-- Task statement --
Every record here needs to be written out again exactly.

-- Data excerpts --
[start]
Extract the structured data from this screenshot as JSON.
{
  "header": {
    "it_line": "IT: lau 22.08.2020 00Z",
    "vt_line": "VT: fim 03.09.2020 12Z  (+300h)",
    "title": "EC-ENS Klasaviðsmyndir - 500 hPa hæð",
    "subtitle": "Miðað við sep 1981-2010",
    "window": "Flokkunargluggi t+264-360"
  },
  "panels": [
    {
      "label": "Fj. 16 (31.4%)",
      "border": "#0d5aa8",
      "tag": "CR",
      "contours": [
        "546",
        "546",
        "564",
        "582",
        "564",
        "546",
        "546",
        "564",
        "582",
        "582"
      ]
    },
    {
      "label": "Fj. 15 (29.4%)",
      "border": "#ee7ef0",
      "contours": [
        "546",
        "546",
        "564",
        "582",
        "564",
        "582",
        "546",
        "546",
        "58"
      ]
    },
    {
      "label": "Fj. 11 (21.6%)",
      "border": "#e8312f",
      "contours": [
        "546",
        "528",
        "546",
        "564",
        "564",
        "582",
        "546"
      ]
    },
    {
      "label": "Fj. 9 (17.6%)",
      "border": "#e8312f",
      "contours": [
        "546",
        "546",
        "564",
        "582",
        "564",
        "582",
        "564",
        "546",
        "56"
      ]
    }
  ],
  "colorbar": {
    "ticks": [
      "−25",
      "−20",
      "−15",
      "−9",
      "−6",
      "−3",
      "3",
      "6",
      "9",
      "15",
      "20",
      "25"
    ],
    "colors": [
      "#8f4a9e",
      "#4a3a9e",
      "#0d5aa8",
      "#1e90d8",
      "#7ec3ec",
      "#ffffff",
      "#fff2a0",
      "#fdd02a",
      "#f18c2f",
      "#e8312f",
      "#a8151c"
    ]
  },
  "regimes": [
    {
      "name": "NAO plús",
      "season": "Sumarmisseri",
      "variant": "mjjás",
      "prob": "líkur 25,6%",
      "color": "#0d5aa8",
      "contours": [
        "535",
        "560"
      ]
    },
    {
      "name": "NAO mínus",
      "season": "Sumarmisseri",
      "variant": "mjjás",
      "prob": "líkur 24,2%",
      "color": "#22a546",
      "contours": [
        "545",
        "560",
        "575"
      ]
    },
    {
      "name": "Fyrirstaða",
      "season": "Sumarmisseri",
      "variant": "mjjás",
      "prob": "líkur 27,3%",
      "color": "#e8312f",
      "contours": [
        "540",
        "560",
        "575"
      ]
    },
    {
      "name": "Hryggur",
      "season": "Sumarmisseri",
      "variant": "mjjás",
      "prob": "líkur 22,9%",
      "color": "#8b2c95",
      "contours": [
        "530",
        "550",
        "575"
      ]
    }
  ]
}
[end]
-- Exercise output --
Extract the structured data from this screenshot as JSON.
{
  "header": {
    "it_line": "IT: lau 22.08.2020 00Z",
    "vt_line": "VT: fim 03.09.2020 12Z  (+300h)",
    "title": "EC-ENS Klasaviðsmyndir - 500 hPa hæð",
    "subtitle": "Miðað við sep 1981-2010",
    "window": "Flokkunargluggi t+264-360"
  },
  "panels": [
    {
      "label": "Fj. 16 (31.4%)",
      "border": "#0d5aa8",
      "tag": "CR",
      "contours": [
        "546",
        "546",
        "564",
        "582",
        "564",
        "546",
        "546",
        "564",
        "582",
        "582"
      ]
    },
    {
      "label": "Fj. 15 (29.4%)",
      "border": "#ee7ef0",
      "contours": [
        "546",
        "546",
        "564",
        "582",
        "564",
        "582",
        "546",
        "546",
        "58"
      ]
    },
    {
      "label": "Fj. 11 (21.6%)",
      "border": "#e8312f",
      "contours": [
        "546",
        "528",
        "546",
        "564",
        "564",
        "582",
        "546"
      ]
    },
    {
      "label": "Fj. 9 (17.6%)",
      "border": "#e8312f",
      "contours": [
        "546",
        "546",
        "564",
        "582",
        "564",
        "582",
        "564",
        "546",
        "56"
      ]
    }
  ],
  "colorbar": {
    "ticks": [
      "−25",
      "−20",
      "−15",
      "−9",
      "−6",
      "−3",
      "3",
      "6",
      "9",
      "15",
      "20",
      "25"
    ],
    "colors": [
      "#8f4a9e",
      "#4a3a9e",
      "#0d5aa8",
      "#1e90d8",
      "#7ec3ec",
      "#ffffff",
      "#fff2a0",
      "#fdd02a",
      "#f18c2f",
      "#e8312f",
      "#a8151c"
    ]
  },
  "regimes": [
    {
      "name": "NAO plús",
      "season": "Sumarmisseri",
      "variant": "mjjás",
      "prob": "líkur 25,6%",
      "color": "#0d5aa8",
      "contours": [
        "535",
        "560"
      ]
    },
    {
      "name": "NAO mínus",
      "season": "Sumarmisseri",
      "variant": "mjjás",
      "prob": "líkur 24,2%",
      "color": "#22a546",
      "contours": [
        "545",
        "560",
        "575"
      ]
    },
    {
      "name": "Fyrirstaða",
      "season": "Sumarmisseri",
      "variant": "mjjás",
      "prob": "líkur 27,3%",
      "color": "#e8312f",
      "contours": [
        "540",
        "560",
        "575"
      ]
    },
    {
      "name": "Hryggur",
      "season": "Sumarmisseri",
      "variant": "mjjás",
      "prob": "líkur 22,9%",
      "color": "#8b2c95",
      "contours": [
        "530",
        "550",
        "575"
      ]
    }
  ]
}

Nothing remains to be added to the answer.